• Records provided
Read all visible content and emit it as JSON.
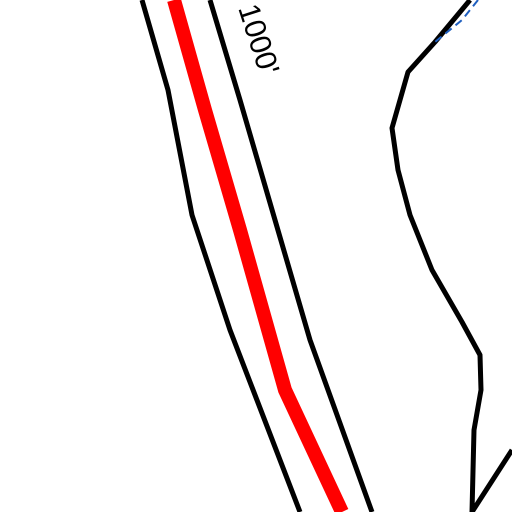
{
  "labels": {
    "contour": "1000'"
  }
}
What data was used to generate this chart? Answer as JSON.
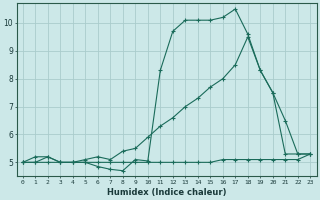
{
  "xlabel": "Humidex (Indice chaleur)",
  "bg_color": "#cce8e8",
  "grid_color": "#aacccc",
  "line_color": "#1a6b5a",
  "xlim": [
    -0.5,
    23.5
  ],
  "ylim": [
    4.5,
    10.7
  ],
  "yticks": [
    5,
    6,
    7,
    8,
    9,
    10
  ],
  "xticks": [
    0,
    1,
    2,
    3,
    4,
    5,
    6,
    7,
    8,
    9,
    10,
    11,
    12,
    13,
    14,
    15,
    16,
    17,
    18,
    19,
    20,
    21,
    22,
    23
  ],
  "line1_x": [
    0,
    1,
    2,
    3,
    4,
    5,
    6,
    7,
    8,
    9,
    10,
    11,
    12,
    13,
    14,
    15,
    16,
    17,
    18,
    19,
    20,
    21,
    22,
    23
  ],
  "line1_y": [
    5.0,
    5.2,
    5.2,
    5.0,
    5.0,
    5.0,
    4.85,
    4.75,
    4.7,
    5.1,
    5.05,
    8.3,
    9.7,
    10.1,
    10.1,
    10.1,
    10.2,
    10.5,
    9.6,
    8.3,
    7.5,
    5.3,
    5.3,
    5.3
  ],
  "line2_x": [
    0,
    1,
    2,
    3,
    4,
    5,
    6,
    7,
    8,
    9,
    10,
    11,
    12,
    13,
    14,
    15,
    16,
    17,
    18,
    19,
    20,
    21,
    22,
    23
  ],
  "line2_y": [
    5.0,
    5.0,
    5.2,
    5.0,
    5.0,
    5.1,
    5.2,
    5.1,
    5.4,
    5.5,
    5.9,
    6.3,
    6.6,
    7.0,
    7.3,
    7.7,
    8.0,
    8.5,
    9.5,
    8.3,
    7.5,
    6.5,
    5.3,
    5.3
  ],
  "line3_x": [
    0,
    1,
    2,
    3,
    4,
    5,
    6,
    7,
    8,
    9,
    10,
    11,
    12,
    13,
    14,
    15,
    16,
    17,
    18,
    19,
    20,
    21,
    22,
    23
  ],
  "line3_y": [
    5.0,
    5.0,
    5.0,
    5.0,
    5.0,
    5.0,
    5.0,
    5.0,
    5.0,
    5.0,
    5.0,
    5.0,
    5.0,
    5.0,
    5.0,
    5.0,
    5.1,
    5.1,
    5.1,
    5.1,
    5.1,
    5.1,
    5.1,
    5.3
  ],
  "ytick_fontsize": 5.5,
  "xtick_fontsize": 4.5,
  "xlabel_fontsize": 6.0
}
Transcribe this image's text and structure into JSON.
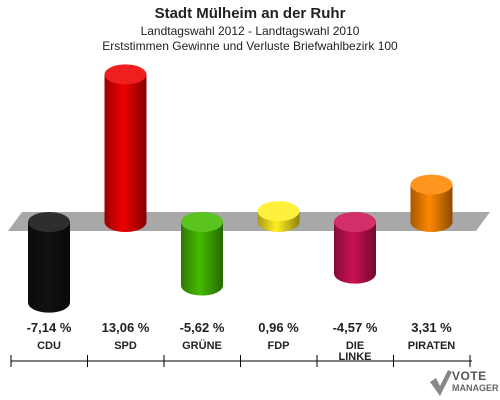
{
  "header": {
    "title": "Stadt Mülheim an der Ruhr",
    "subtitle": "Landtagswahl 2012 - Landtagswahl 2010",
    "description": "Erststimmen Gewinne und Verluste Briefwahlbezirk 100"
  },
  "chart_data": {
    "type": "bar",
    "categories": [
      "CDU",
      "SPD",
      "GRÜNE",
      "FDP",
      "DIE LINKE",
      "PIRATEN"
    ],
    "values": [
      -7.14,
      13.06,
      -5.62,
      0.96,
      -4.57,
      3.31
    ],
    "value_labels": [
      "-7,14 %",
      "13,06 %",
      "-5,62 %",
      "0,96 %",
      "-4,57 %",
      "3,31 %"
    ],
    "colors": [
      "#111111",
      "#ee0000",
      "#44bb00",
      "#ffee22",
      "#cc1155",
      "#ff8800"
    ],
    "unit": "%",
    "grid": false,
    "legend": "none"
  },
  "watermark": {
    "line1": "VOTE",
    "line2": "MANAGER"
  }
}
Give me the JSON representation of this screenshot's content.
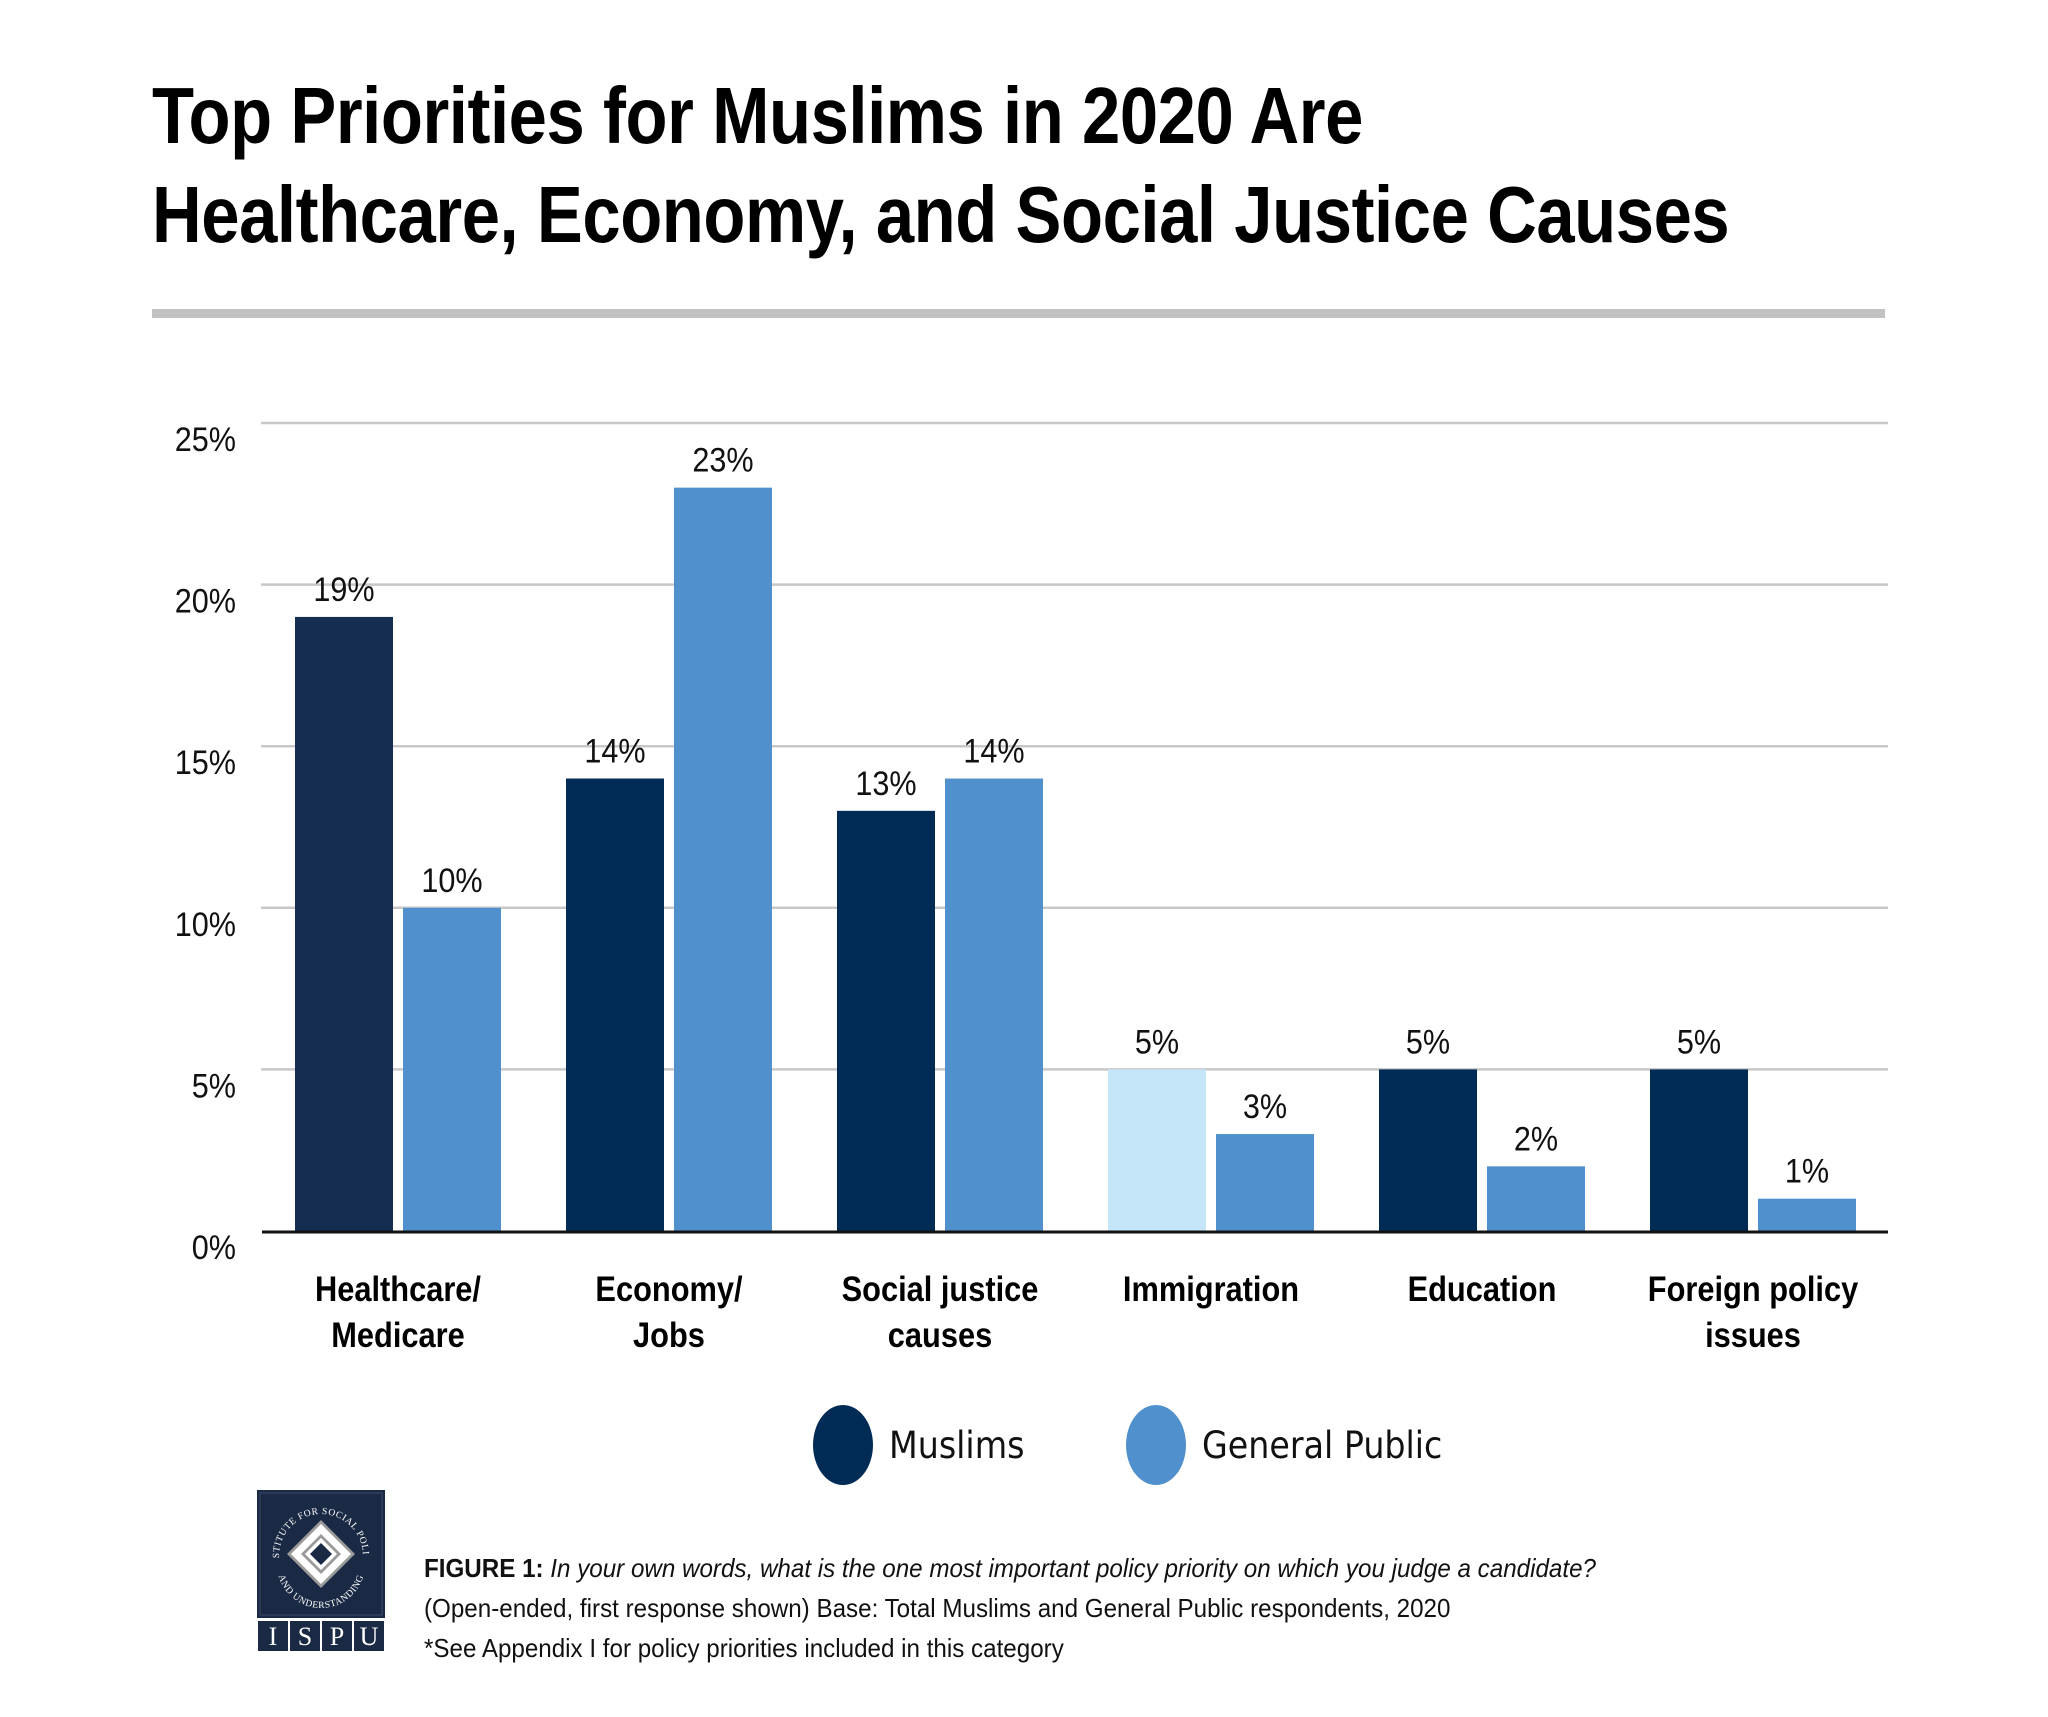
{
  "title": {
    "line1": "Top Priorities for Muslims in 2020 Are",
    "line2": "Healthcare, Economy, and Social Justice Causes"
  },
  "chart_data": {
    "type": "bar",
    "title": "Top Priorities for Muslims in 2020 Are Healthcare, Economy, and Social Justice Causes",
    "xlabel": "",
    "ylabel": "",
    "ylim": [
      0,
      25
    ],
    "yticks": [
      0,
      5,
      10,
      15,
      20,
      25
    ],
    "ytick_labels": [
      "0%",
      "5%",
      "10%",
      "15%",
      "20%",
      "25%"
    ],
    "grid": true,
    "legend_position": "bottom-center",
    "categories": [
      [
        "Healthcare/",
        "Medicare"
      ],
      [
        "Economy/",
        "Jobs"
      ],
      [
        "Social justice",
        "causes"
      ],
      [
        "Immigration"
      ],
      [
        "Education"
      ],
      [
        "Foreign policy",
        "issues"
      ]
    ],
    "series": [
      {
        "name": "Muslims",
        "color": "#002b55",
        "values": [
          19,
          14,
          13,
          5,
          5,
          5
        ],
        "labels": [
          "19%",
          "14%",
          "13%",
          "5%",
          "5%",
          "5%"
        ],
        "bar_colors": [
          "#162d52",
          "#002b55",
          "#002b55",
          "#c5e5f8",
          "#002b55",
          "#002b55"
        ]
      },
      {
        "name": "General Public",
        "color": "#5091cd",
        "values": [
          10,
          23,
          14,
          3,
          2,
          1
        ],
        "labels": [
          "10%",
          "23%",
          "14%",
          "3%",
          "2%",
          "1%"
        ],
        "bar_colors": [
          "#5091cd",
          "#5091cd",
          "#5091cd",
          "#5091cd",
          "#5091cd",
          "#5091cd"
        ]
      }
    ]
  },
  "legend": {
    "items": [
      {
        "label": "Muslims",
        "color": "#002b55"
      },
      {
        "label": "General Public",
        "color": "#5091cd"
      }
    ]
  },
  "footer": {
    "logo": {
      "ring_text_top": "INSTITUTE FOR SOCIAL POLICY",
      "ring_text_bottom": "AND UNDERSTANDING",
      "letters": [
        "I",
        "S",
        "P",
        "U"
      ],
      "color": "#1a2a44"
    },
    "caption": {
      "figure_label": "FIGURE 1:",
      "question": "In your own words, what is the one most important policy priority on which you judge a candidate?",
      "line2": "(Open-ended, first response shown) Base: Total Muslims and General Public respondents, 2020",
      "line3": "*See Appendix I for policy priorities included in this category"
    }
  },
  "colors": {
    "gridline": "#c8c8c8",
    "axis": "#111111",
    "header_rule": "#c2c2c2"
  }
}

• Description of the task
Make an exact copy of the records shown above, without the pictures.

• Output for this exercise
Read all visible content and emit it as JSON.
{
  "labels": {
    "contour": "1000'"
  }
}
What data was used to generate this chart? Answer as JSON.
{
  "xlabel": "Humidex (Indice chaleur)",
  "bg_color": "#cce8e8",
  "grid_color": "#aacccc",
  "line_color": "#1a6b5a",
  "xlim": [
    -0.5,
    23.5
  ],
  "ylim": [
    4.5,
    10.7
  ],
  "yticks": [
    5,
    6,
    7,
    8,
    9,
    10
  ],
  "xticks": [
    0,
    1,
    2,
    3,
    4,
    5,
    6,
    7,
    8,
    9,
    10,
    11,
    12,
    13,
    14,
    15,
    16,
    17,
    18,
    19,
    20,
    21,
    22,
    23
  ],
  "line1_x": [
    0,
    1,
    2,
    3,
    4,
    5,
    6,
    7,
    8,
    9,
    10,
    11,
    12,
    13,
    14,
    15,
    16,
    17,
    18,
    19,
    20,
    21,
    22,
    23
  ],
  "line1_y": [
    5.0,
    5.2,
    5.2,
    5.0,
    5.0,
    5.0,
    4.85,
    4.75,
    4.7,
    5.1,
    5.05,
    8.3,
    9.7,
    10.1,
    10.1,
    10.1,
    10.2,
    10.5,
    9.6,
    8.3,
    7.5,
    5.3,
    5.3,
    5.3
  ],
  "line2_x": [
    0,
    1,
    2,
    3,
    4,
    5,
    6,
    7,
    8,
    9,
    10,
    11,
    12,
    13,
    14,
    15,
    16,
    17,
    18,
    19,
    20,
    21,
    22,
    23
  ],
  "line2_y": [
    5.0,
    5.0,
    5.2,
    5.0,
    5.0,
    5.1,
    5.2,
    5.1,
    5.4,
    5.5,
    5.9,
    6.3,
    6.6,
    7.0,
    7.3,
    7.7,
    8.0,
    8.5,
    9.5,
    8.3,
    7.5,
    6.5,
    5.3,
    5.3
  ],
  "line3_x": [
    0,
    1,
    2,
    3,
    4,
    5,
    6,
    7,
    8,
    9,
    10,
    11,
    12,
    13,
    14,
    15,
    16,
    17,
    18,
    19,
    20,
    21,
    22,
    23
  ],
  "line3_y": [
    5.0,
    5.0,
    5.0,
    5.0,
    5.0,
    5.0,
    5.0,
    5.0,
    5.0,
    5.0,
    5.0,
    5.0,
    5.0,
    5.0,
    5.0,
    5.0,
    5.1,
    5.1,
    5.1,
    5.1,
    5.1,
    5.1,
    5.1,
    5.3
  ],
  "ytick_fontsize": 5.5,
  "xtick_fontsize": 4.5,
  "xlabel_fontsize": 6.0
}
Transcribe this image's text and structure into JSON.
{
  "header": {
    "title": "Stadt Mülheim an der Ruhr",
    "subtitle": "Landtagswahl 2012 - Landtagswahl 2010",
    "description": "Erststimmen Gewinne und Verluste Briefwahlbezirk 100"
  },
  "chart_data": {
    "type": "bar",
    "categories": [
      "CDU",
      "SPD",
      "GRÜNE",
      "FDP",
      "DIE LINKE",
      "PIRATEN"
    ],
    "values": [
      -7.14,
      13.06,
      -5.62,
      0.96,
      -4.57,
      3.31
    ],
    "value_labels": [
      "-7,14 %",
      "13,06 %",
      "-5,62 %",
      "0,96 %",
      "-4,57 %",
      "3,31 %"
    ],
    "colors": [
      "#111111",
      "#ee0000",
      "#44bb00",
      "#ffee22",
      "#cc1155",
      "#ff8800"
    ],
    "unit": "%",
    "grid": false,
    "legend": "none"
  },
  "watermark": {
    "line1": "VOTE",
    "line2": "MANAGER"
  }
}
Give me the JSON representation of this screenshot's content.
{
  "title": {
    "line1": "Top Priorities for Muslims in 2020 Are",
    "line2": "Healthcare, Economy, and Social Justice Causes"
  },
  "chart_data": {
    "type": "bar",
    "title": "Top Priorities for Muslims in 2020 Are Healthcare, Economy, and Social Justice Causes",
    "xlabel": "",
    "ylabel": "",
    "ylim": [
      0,
      25
    ],
    "yticks": [
      0,
      5,
      10,
      15,
      20,
      25
    ],
    "ytick_labels": [
      "0%",
      "5%",
      "10%",
      "15%",
      "20%",
      "25%"
    ],
    "grid": true,
    "legend_position": "bottom-center",
    "categories": [
      [
        "Healthcare/",
        "Medicare"
      ],
      [
        "Economy/",
        "Jobs"
      ],
      [
        "Social justice",
        "causes"
      ],
      [
        "Immigration"
      ],
      [
        "Education"
      ],
      [
        "Foreign policy",
        "issues"
      ]
    ],
    "series": [
      {
        "name": "Muslims",
        "color": "#002b55",
        "values": [
          19,
          14,
          13,
          5,
          5,
          5
        ],
        "labels": [
          "19%",
          "14%",
          "13%",
          "5%",
          "5%",
          "5%"
        ],
        "bar_colors": [
          "#162d52",
          "#002b55",
          "#002b55",
          "#c5e5f8",
          "#002b55",
          "#002b55"
        ]
      },
      {
        "name": "General Public",
        "color": "#5091cd",
        "values": [
          10,
          23,
          14,
          3,
          2,
          1
        ],
        "labels": [
          "10%",
          "23%",
          "14%",
          "3%",
          "2%",
          "1%"
        ],
        "bar_colors": [
          "#5091cd",
          "#5091cd",
          "#5091cd",
          "#5091cd",
          "#5091cd",
          "#5091cd"
        ]
      }
    ]
  },
  "legend": {
    "items": [
      {
        "label": "Muslims",
        "color": "#002b55"
      },
      {
        "label": "General Public",
        "color": "#5091cd"
      }
    ]
  },
  "footer": {
    "logo": {
      "ring_text_top": "INSTITUTE FOR SOCIAL POLICY",
      "ring_text_bottom": "AND UNDERSTANDING",
      "letters": [
        "I",
        "S",
        "P",
        "U"
      ],
      "color": "#1a2a44"
    },
    "caption": {
      "figure_label": "FIGURE 1:",
      "question": "In your own words, what is the one most important policy priority on which you judge a candidate?",
      "line2": "(Open-ended, first response shown) Base: Total Muslims and General Public respondents, 2020",
      "line3": "*See Appendix I for policy priorities included in this category"
    }
  },
  "colors": {
    "gridline": "#c8c8c8",
    "axis": "#111111",
    "header_rule": "#c2c2c2"
  }
}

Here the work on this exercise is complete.